┌─ ENTRIES SUPPLIED

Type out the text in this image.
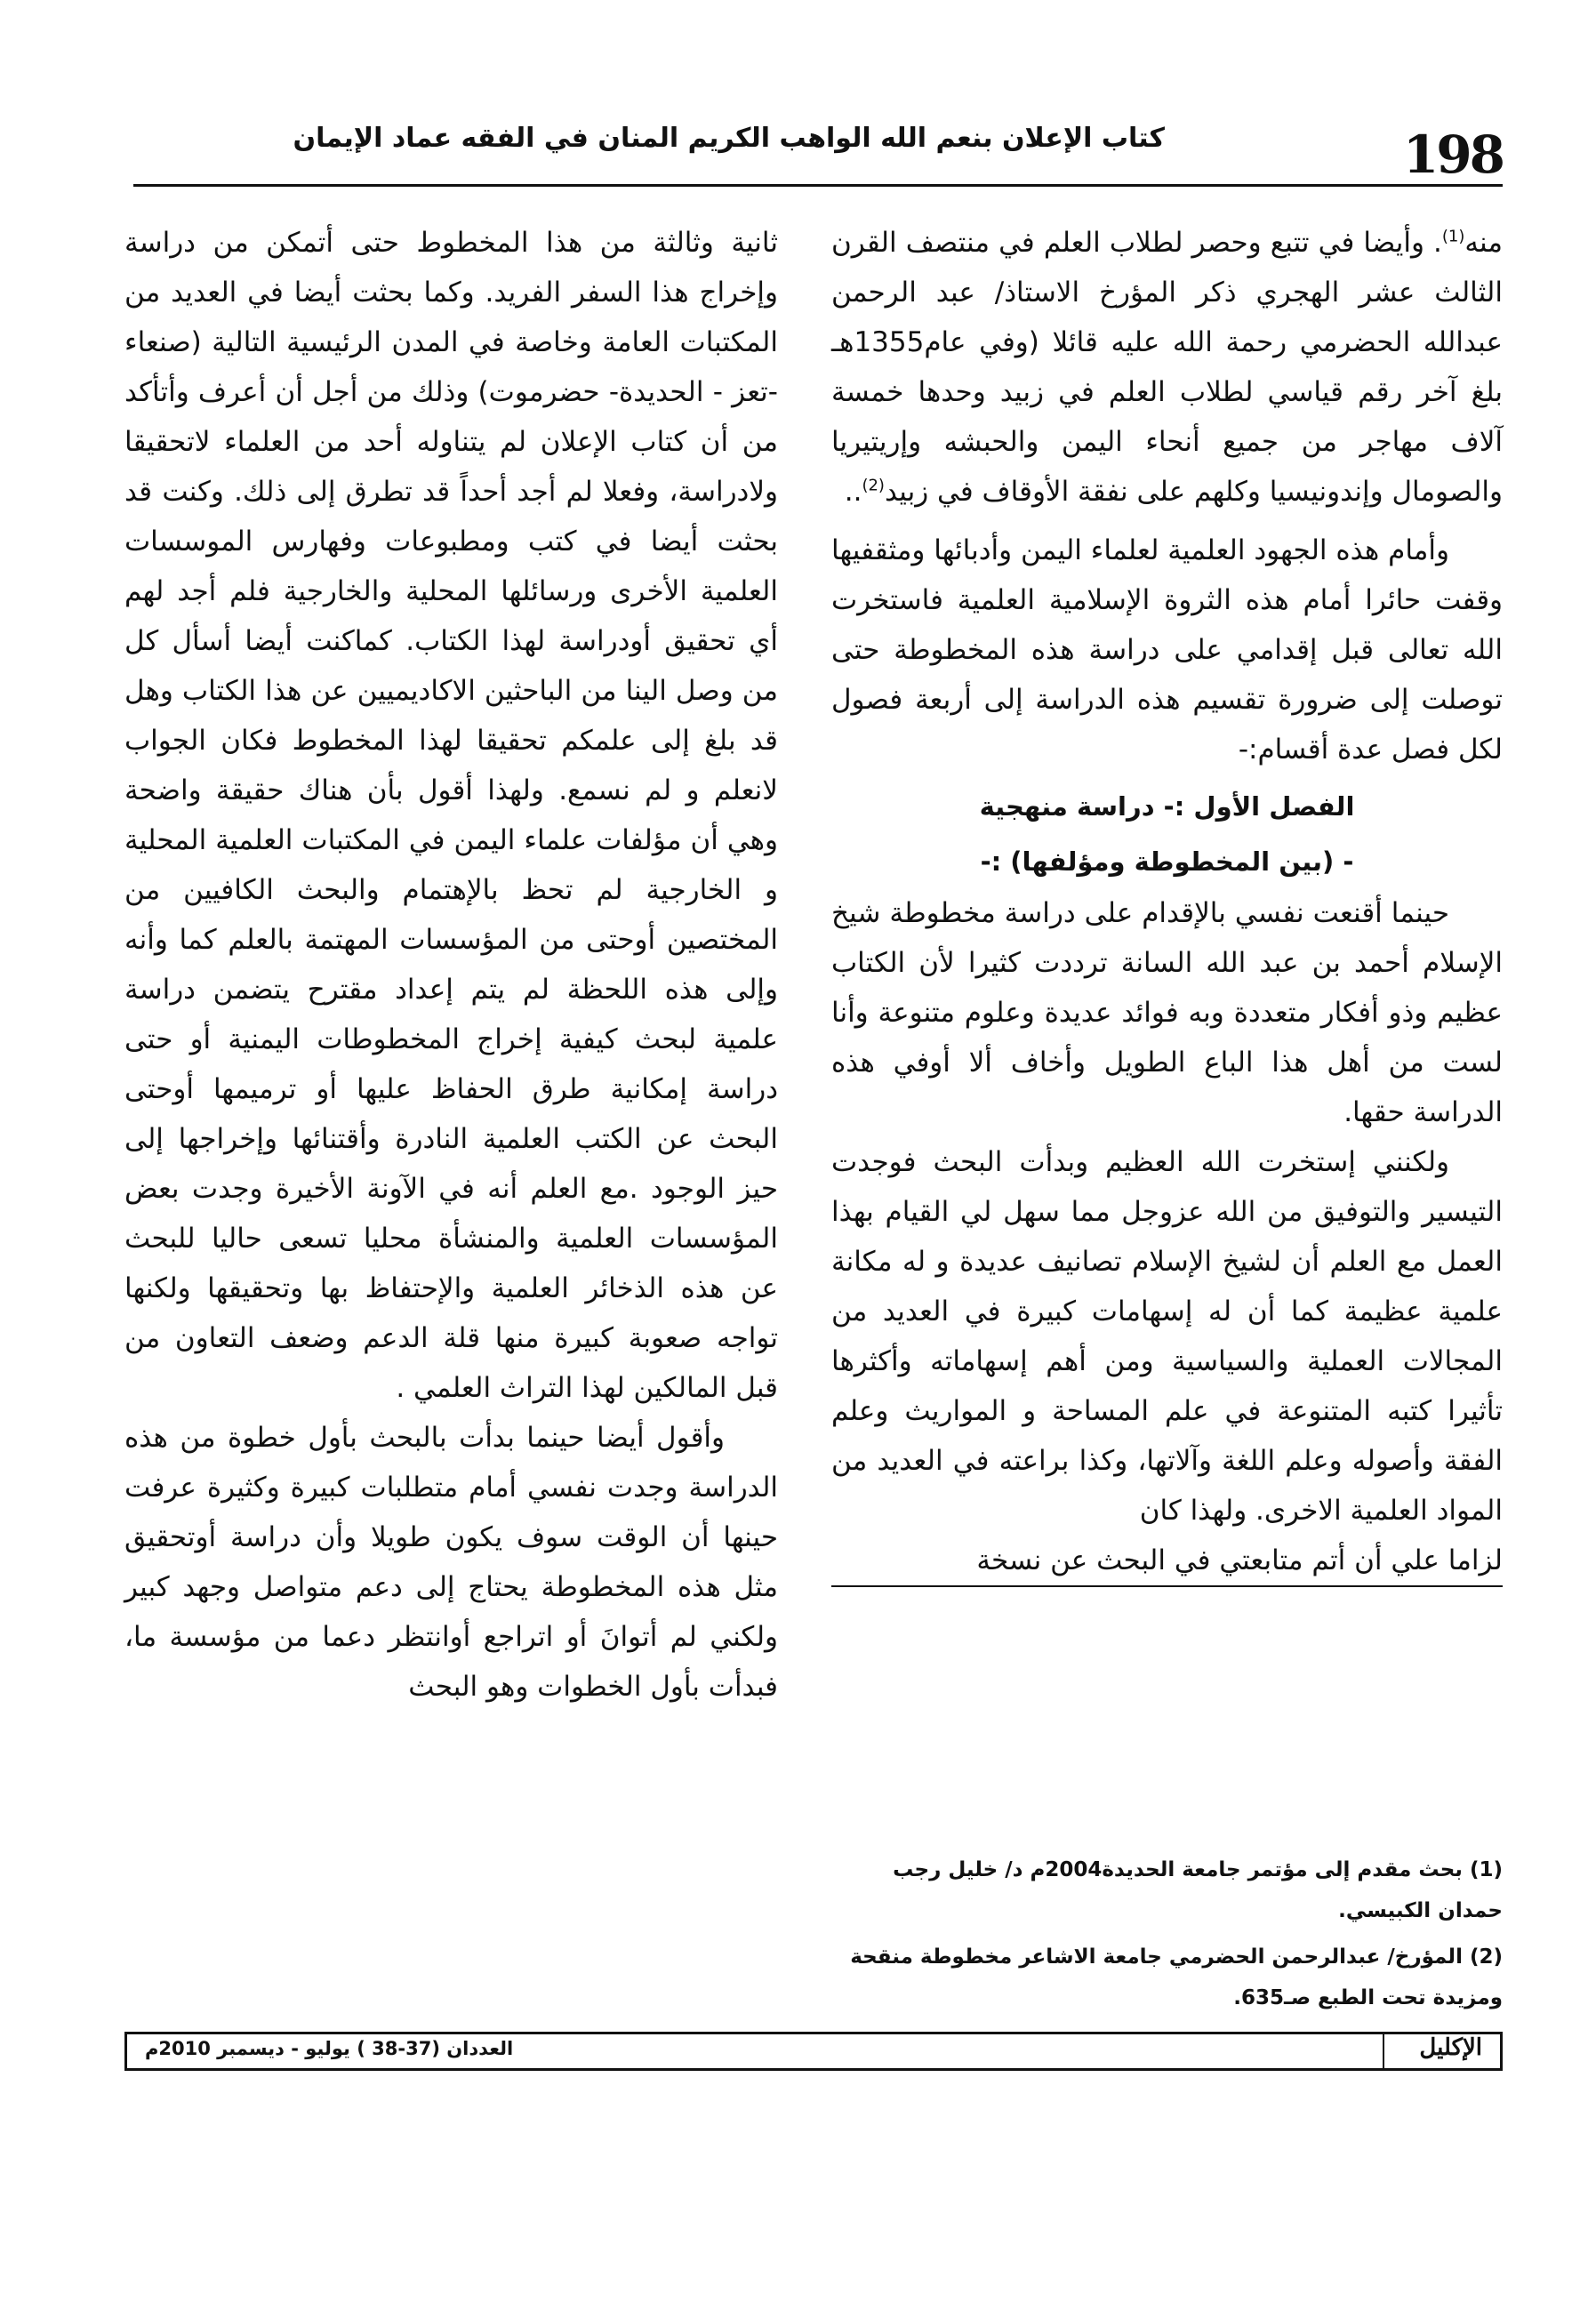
198
كتاب الإعلان بنعم الله الواهب الكريم المنان في الفقه عماد الإيمان

منه$^{(1)}$. وأيضا في تتبع وحصر لطلاب العلم في منتصف القرن الثالث عشر الهجري ذكر المؤرخ الاستاذ/ عبد الرحمن عبدالله الحضرمي رحمة الله عليه قائلا (وفي عام1355هـ بلغ آخر رقم قياسي لطلاب العلم في زبيد وحدها خمسة آلاف مهاجر من جميع أنحاء اليمن والحبشه وإريتيريا والصومال وإندونيسيا وكلهم على نفقة الأوقاف في زبيد$^{(2)}$..

وأمام هذه الجهود العلمية لعلماء اليمن وأدبائها ومثقفيها وقفت حائرا أمام هذه الثروة الإسلامية العلمية فاستخرت الله تعالى قبل إقدامي على دراسة هذه المخطوطة حتى توصلت إلى ضرورة تقسيم هذه الدراسة إلى أربعة فصول لكل فصل عدة أقسام:-

الفصل الأول :- دراسة منهجية
- (بين المخطوطة ومؤلفها) :-

حينما أقنعت نفسي بالإقدام على دراسة مخطوطة شيخ الإسلام أحمد بن عبد الله السانة ترددت كثيرا لأن الكتاب عظيم وذو أفكار متعددة وبه فوائد عديدة وعلوم متنوعة وأنا لست من أهل هذا الباع الطويل وأخاف ألا أوفي هذه الدراسة حقها.

ولكنني إستخرت الله العظيم وبدأت البحث فوجدت التيسير والتوفيق من الله عزوجل مما سهل لي القيام بهذا العمل مع العلم أن لشيخ الإسلام تصانيف عديدة و له مكانة علمية عظيمة كما أن له إسهامات كبيرة في العديد من المجالات العملية والسياسية ومن أهم إسهاماته وأكثرها تأثيرا كتبه المتنوعة في علم المساحة و المواريث وعلم الفقة وأصوله وعلم اللغة وآلاتها، وكذا براعته في العديد من المواد العلمية الاخرى. ولهذا كان

لزاما علي أن أتم متابعتي في البحث عن نسخة

(1) بحث مقدم إلى مؤتمر جامعة الحديدة2004م د/ خليل رجب حمدان الكبيسي.

(2) المؤرخ/ عبدالرحمن الحضرمي جامعة الاشاعر مخطوطة منقحة ومزيدة تحت الطبع صـ635.

ثانية وثالثة من هذا المخطوط حتى أتمكن من دراسة وإخراج هذا السفر الفريد. وكما بحثت أيضا في العديد من المكتبات العامة وخاصة في المدن الرئيسية التالية (صنعاء -تعز - الحديدة- حضرموت) وذلك من أجل أن أعرف وأتأكد من أن كتاب الإعلان لم يتناوله أحد من العلماء لاتحقيقا ولادراسة، وفعلا لم أجد أحداً قد تطرق إلى ذلك. وكنت قد بحثت أيضا في كتب ومطبوعات وفهارس الموسسات العلمية الأخرى ورسائلها المحلية والخارجية فلم أجد لهم أي تحقيق أودراسة لهذا الكتاب. كماكنت أيضا أسأل كل من وصل الينا من الباحثين الاكاديميين عن هذا الكتاب وهل قد بلغ إلى علمكم تحقيقا لهذا المخطوط فكان الجواب لانعلم و لم نسمع. ولهذا أقول بأن هناك حقيقة واضحة وهي أن مؤلفات علماء اليمن في المكتبات العلمية المحلية و الخارجية لم تحظ بالإهتمام والبحث الكافيين من المختصين أوحتى من المؤسسات المهتمة بالعلم كما وأنه وإلى هذه اللحظة لم يتم إعداد مقترح يتضمن دراسة علمية لبحث كيفية إخراج المخطوطات اليمنية أو حتى دراسة إمكانية طرق الحفاظ عليها أو ترميمها أوحتى البحث عن الكتب العلمية النادرة وأقتنائها وإخراجها إلى حيز الوجود .مع العلم أنه في الآونة الأخيرة وجدت بعض المؤسسات العلمية والمنشأة محليا تسعى حاليا للبحث عن هذه الذخائر العلمية والإحتفاظ بها وتحقيقها ولكنها تواجه صعوبة كبيرة منها قلة الدعم وضعف التعاون من قبل المالكين لهذا التراث العلمي .

وأقول أيضا حينما بدأت بالبحث بأول خطوة من هذه الدراسة وجدت نفسي أمام متطلبات كبيرة وكثيرة عرفت حينها أن الوقت سوف يكون طويلا وأن دراسة أوتحقيق مثل هذه المخطوطة يحتاج إلى دعم متواصل وجهد كبير ولكني لم أتوانَ أو اتراجع أوانتظر دعما من مؤسسة ما، فبدأت بأول الخطوات وهو البحث

الإكليل
العددان (37-38 ) يوليو - ديسمبر 2010م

└─

• _WRITTEN EXERCISE_:
Search the data for "عديدة" and list every line in which it occurs.

• _WRITTEN RESPONSE_:
حينما أقنعت نفسي بالإقدام على دراسة مخطوطة شيخ الإسلام أحمد بن عبد الله السانة ترددت كثيرا لأن الكتاب عظيم وذو أفكار متعددة وبه فوائد عديدة وعلوم متنوعة وأنا لست من أهل هذا الباع الطويل وأخاف ألا أوفي هذه الدراسة حقها.
ولكنني إستخرت الله العظيم وبدأت البحث فوجدت التيسير والتوفيق من الله عزوجل مما سهل لي القيام بهذا العمل مع العلم أن لشيخ الإسلام تصانيف عديدة و له مكانة علمية عظيمة كما أن له إسهامات كبيرة في العديد من المجالات العملية والسياسية ومن أهم إسهاماته وأكثرها تأثيرا كتبه المتنوعة في علم المساحة و المواريث وعلم الفقة وأصوله وعلم اللغة وآلاتها، وكذا براعته في العديد من المواد العلمية الاخرى. ولهذا كان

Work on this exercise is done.